Task material
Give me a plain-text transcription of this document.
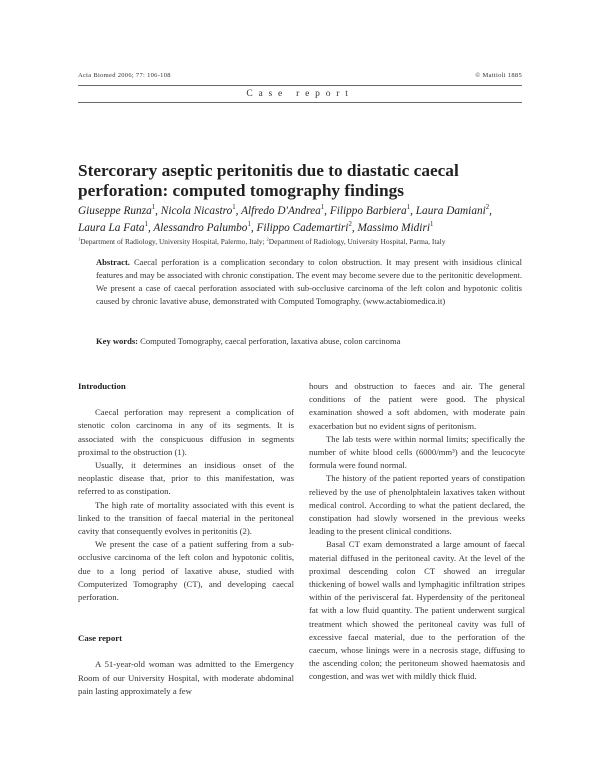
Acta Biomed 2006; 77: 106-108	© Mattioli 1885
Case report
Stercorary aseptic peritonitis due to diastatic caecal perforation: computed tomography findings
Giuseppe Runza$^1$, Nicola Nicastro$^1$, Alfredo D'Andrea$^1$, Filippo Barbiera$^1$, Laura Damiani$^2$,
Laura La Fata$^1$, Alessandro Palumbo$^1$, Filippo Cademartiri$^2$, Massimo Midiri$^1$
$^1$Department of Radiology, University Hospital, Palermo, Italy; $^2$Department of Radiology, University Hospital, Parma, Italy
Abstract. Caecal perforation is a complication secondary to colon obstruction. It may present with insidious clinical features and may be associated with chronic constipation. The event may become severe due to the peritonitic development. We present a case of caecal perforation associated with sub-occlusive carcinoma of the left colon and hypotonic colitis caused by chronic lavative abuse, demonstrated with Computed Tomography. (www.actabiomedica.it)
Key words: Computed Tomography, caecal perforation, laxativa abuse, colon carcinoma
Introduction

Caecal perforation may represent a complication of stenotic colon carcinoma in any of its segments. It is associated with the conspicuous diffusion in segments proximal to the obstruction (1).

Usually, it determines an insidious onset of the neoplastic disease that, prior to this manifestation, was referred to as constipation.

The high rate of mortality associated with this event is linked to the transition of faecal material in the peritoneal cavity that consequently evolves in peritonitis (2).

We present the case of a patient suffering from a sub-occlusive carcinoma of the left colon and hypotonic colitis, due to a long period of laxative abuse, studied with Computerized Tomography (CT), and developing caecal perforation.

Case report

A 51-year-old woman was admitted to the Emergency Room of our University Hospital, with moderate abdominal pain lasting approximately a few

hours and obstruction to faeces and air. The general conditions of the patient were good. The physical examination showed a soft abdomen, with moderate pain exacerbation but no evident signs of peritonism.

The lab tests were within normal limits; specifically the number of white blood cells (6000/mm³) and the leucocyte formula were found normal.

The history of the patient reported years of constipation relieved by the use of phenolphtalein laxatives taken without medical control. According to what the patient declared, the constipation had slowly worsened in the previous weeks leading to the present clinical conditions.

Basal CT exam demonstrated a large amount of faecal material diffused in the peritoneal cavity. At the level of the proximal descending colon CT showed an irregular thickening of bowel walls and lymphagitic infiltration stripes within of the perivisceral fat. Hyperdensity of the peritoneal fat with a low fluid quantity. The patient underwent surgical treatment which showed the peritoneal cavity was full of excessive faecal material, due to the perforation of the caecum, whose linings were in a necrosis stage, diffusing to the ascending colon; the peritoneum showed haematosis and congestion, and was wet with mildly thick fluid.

Aim of the exercise
Among the lines of the data, which ones contain the word "proximal"? Show them.

Answer for the task
Caecal perforation may represent a complication of stenotic colon carcinoma in any of its segments. It is associated with the conspicuous diffusion in segments proximal to the obstruction (1).
Basal CT exam demonstrated a large amount of faecal material diffused in the peritoneal cavity. At the level of the proximal descending colon CT showed an irregular thickening of bowel walls and lymphagitic infiltration stripes within of the perivisceral fat. Hyperdensity of the peritoneal fat with a low fluid quantity. The patient underwent surgical treatment which showed the peritoneal cavity was full of excessive faecal material, due to the perforation of the caecum, whose linings were in a necrosis stage, diffusing to the ascending colon; the peritoneum showed haematosis and congestion, and was wet with mildly thick fluid.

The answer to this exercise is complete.